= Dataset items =
^^^^^^^^
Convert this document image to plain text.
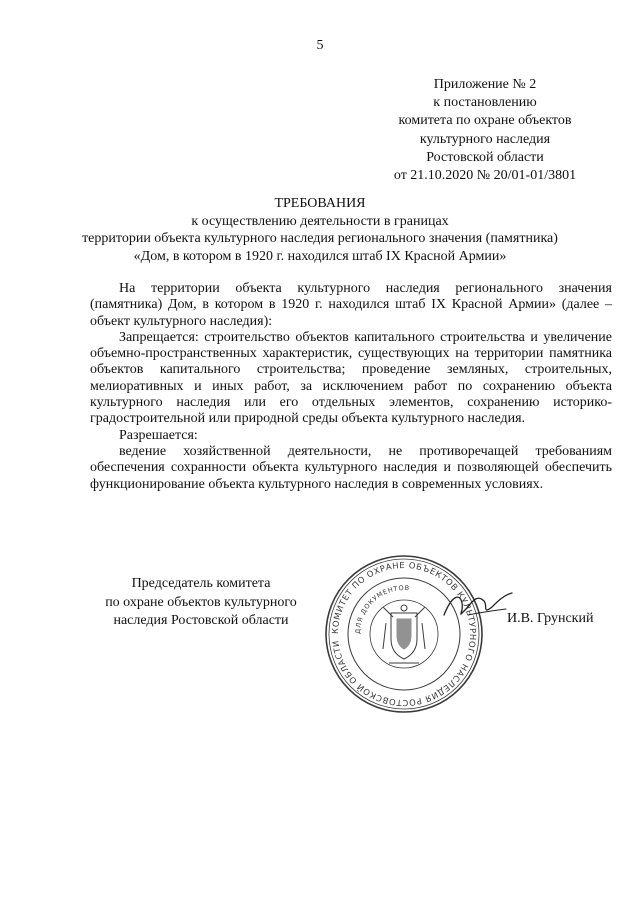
5
Приложение № 2
к постановлению
комитета по охране объектов
культурного наследия
Ростовской области
от 21.10.2020 № 20/01-01/3801
ТРЕБОВАНИЯ
к осуществлению деятельности в границах
территории объекта культурного наследия регионального значения (памятника)
«Дом, в котором в 1920 г. находился штаб IX Красной Армии»

На территории объекта культурного наследия регионального значения (памятника) Дом, в котором в 1920 г. находился штаб IX Красной Армии» (далее – объект культурного наследия):

Запрещается: строительство объектов капитального строительства и увеличение объемно-пространственных характеристик, существующих на территории памятника объектов капитального строительства; проведение земляных, строительных, мелиоративных и иных работ, за исключением работ по сохранению объекта культурного наследия или его отдельных элементов, сохранению историко-градостроительной или природной среды объекта культурного наследия.

Разрешается:

ведение хозяйственной деятельности, не противоречащей требованиям обеспечения сохранности объекта культурного наследия и позволяющей обеспечить функционирование объекта культурного наследия в современных условиях.

Председатель комитета
по охране объектов культурного
наследия Ростовской области
КОМИТЕТ ПО ОХРАНЕ ОБЪЕКТОВ КУЛЬТУРНОГО НАСЛЕДИЯ РОСТОВСКОЙ ОБЛАСТИ
ДЛЯ ДОКУМЕНТОВ
И.В. Грунский
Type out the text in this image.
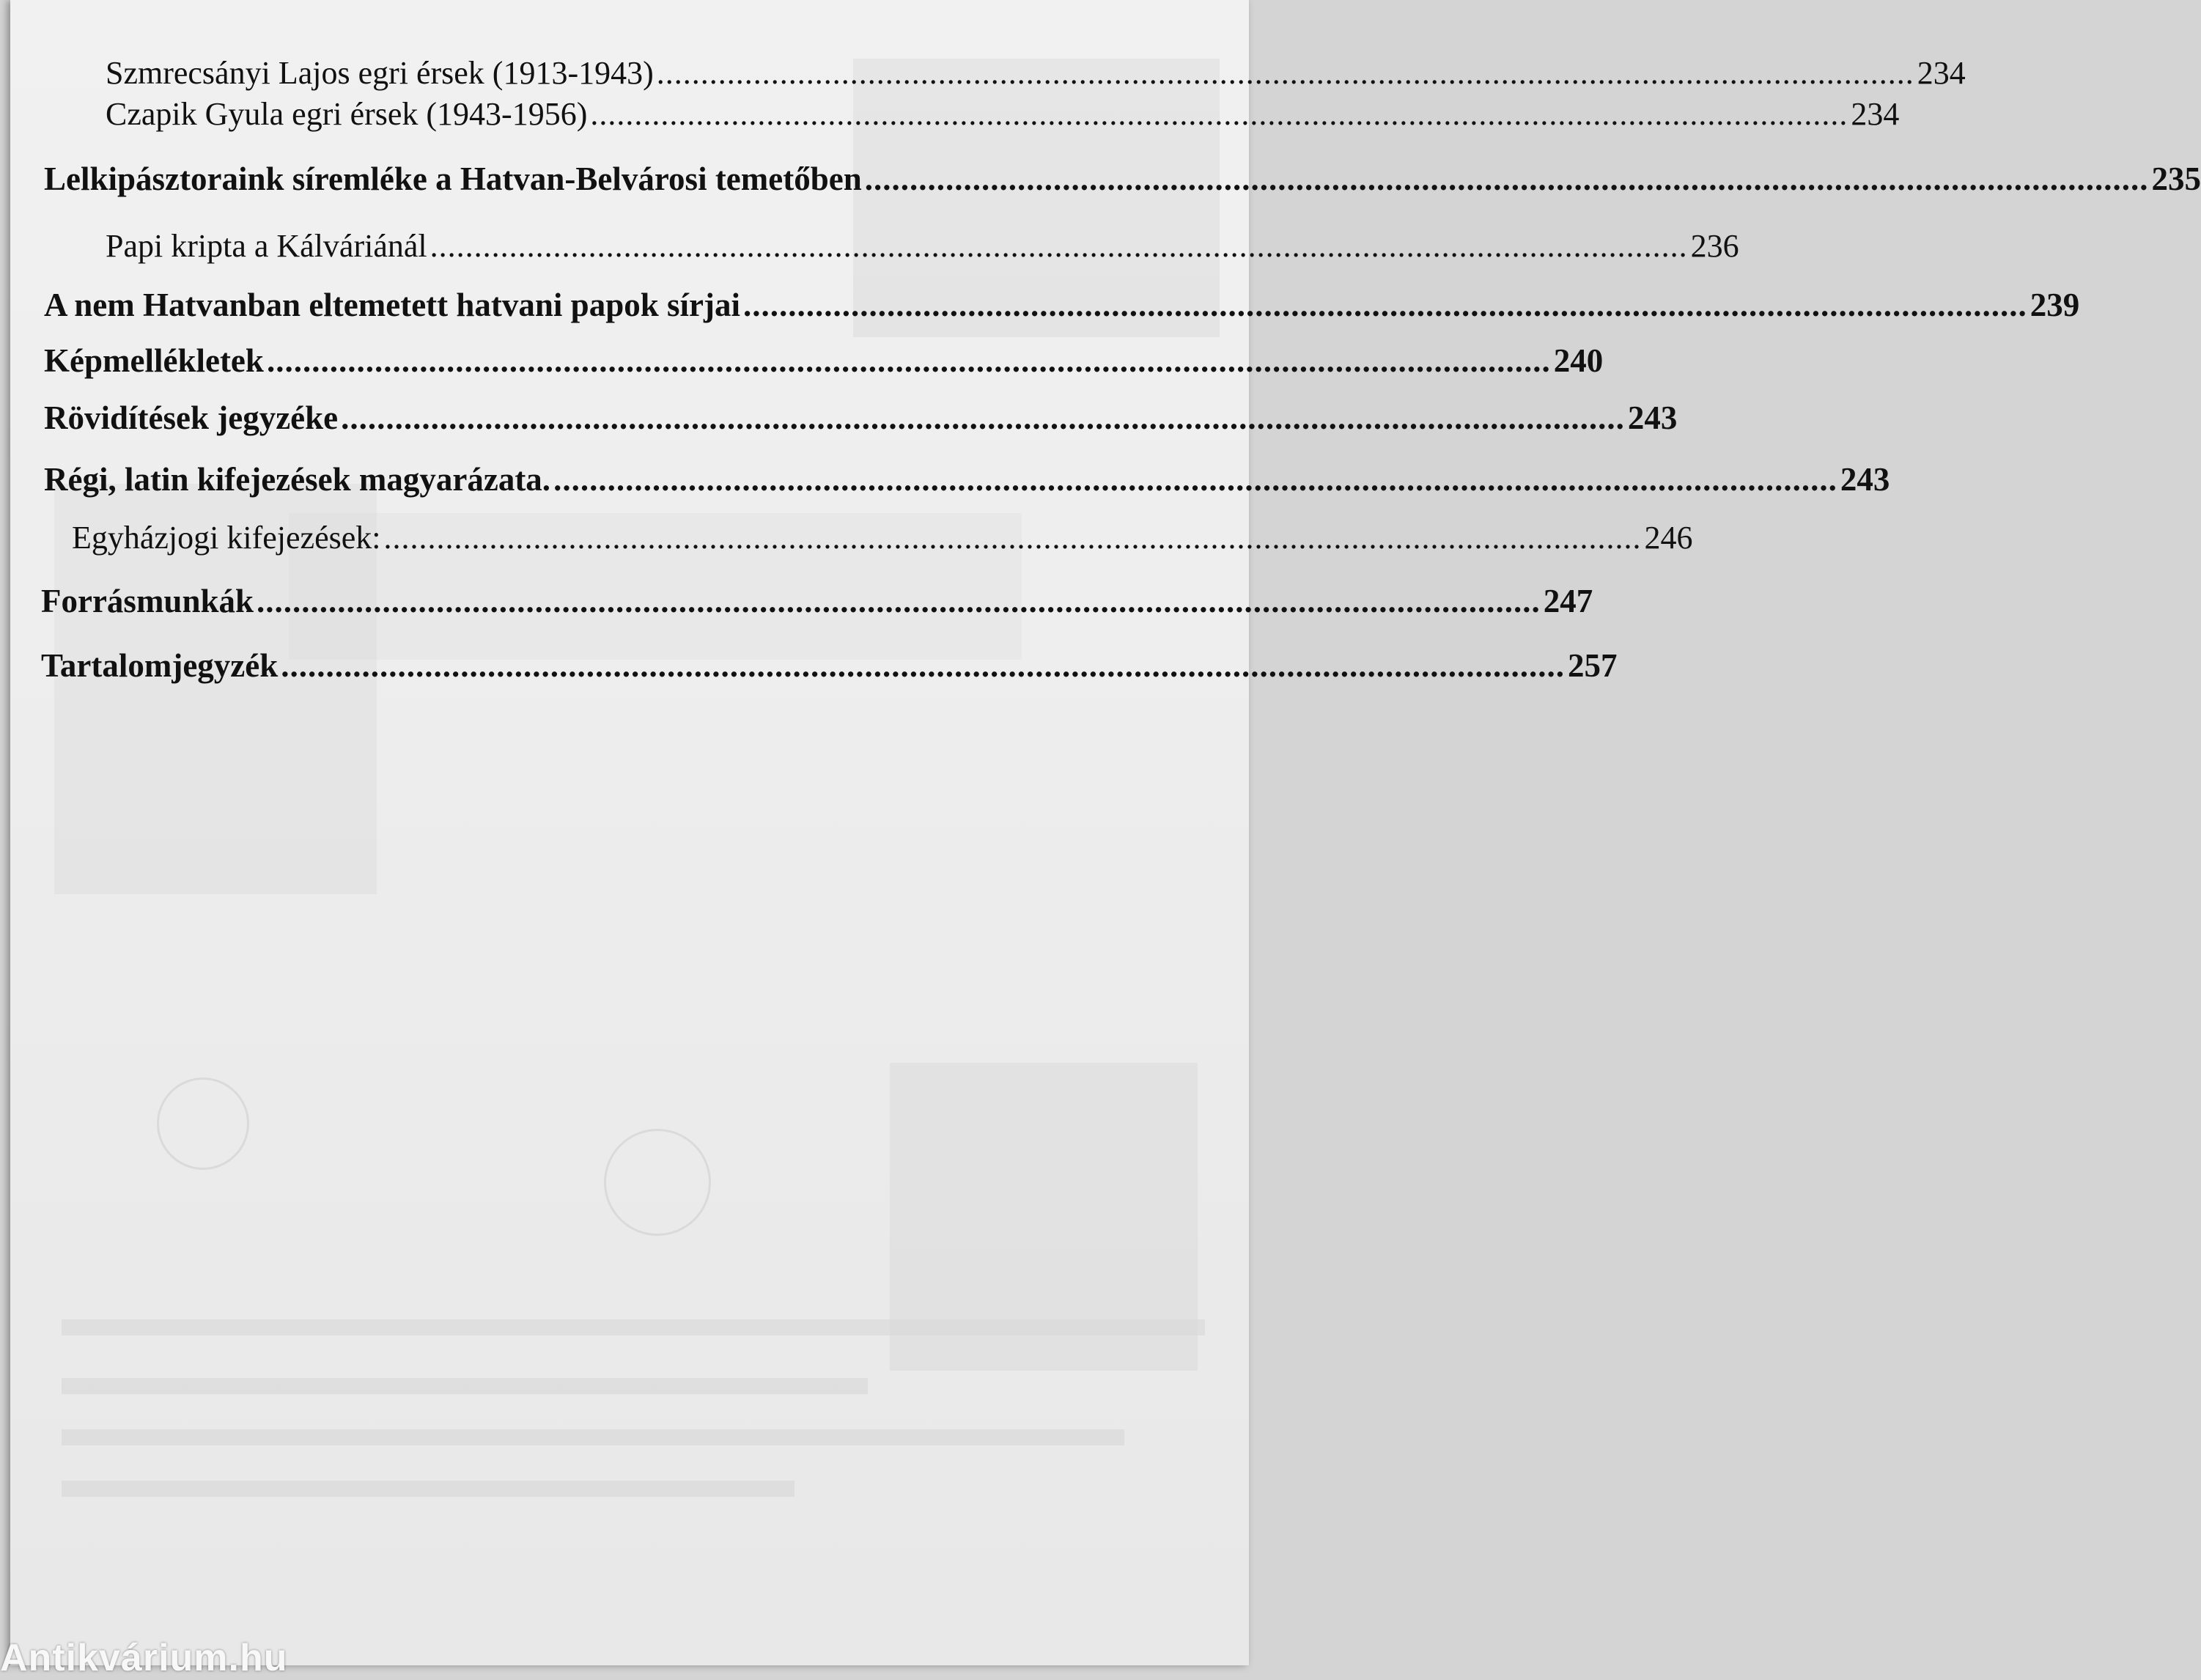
Szmrecsányi Lajos egri érsek (1913-1943) ............................................................................................................................................... 234
Czapik Gyula egri érsek (1943-1956) ............................................................................................................................................... 234
Lelkipásztoraink síremléke a Hatvan-Belvárosi temetőben ............................................................................................................................................... 235
Papi kripta a Kálváriánál ............................................................................................................................................... 236
A nem Hatvanban eltemetett hatvani papok sírjai ............................................................................................................................................... 239
Képmellékletek ............................................................................................................................................... 240
Rövidítések jegyzéke ............................................................................................................................................... 243
Régi, latin kifejezések magyarázata. ............................................................................................................................................... 243
Egyházjogi kifejezések: ............................................................................................................................................... 246
Forrásmunkák ............................................................................................................................................... 247
Tartalomjegyzék ............................................................................................................................................... 257
Antikvárium.hu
^^^^^^^^
= TASK DIRECTIONS =
Work out how many lines above have the string "this" in them, and give only the number.

= RESULT BELOW =
2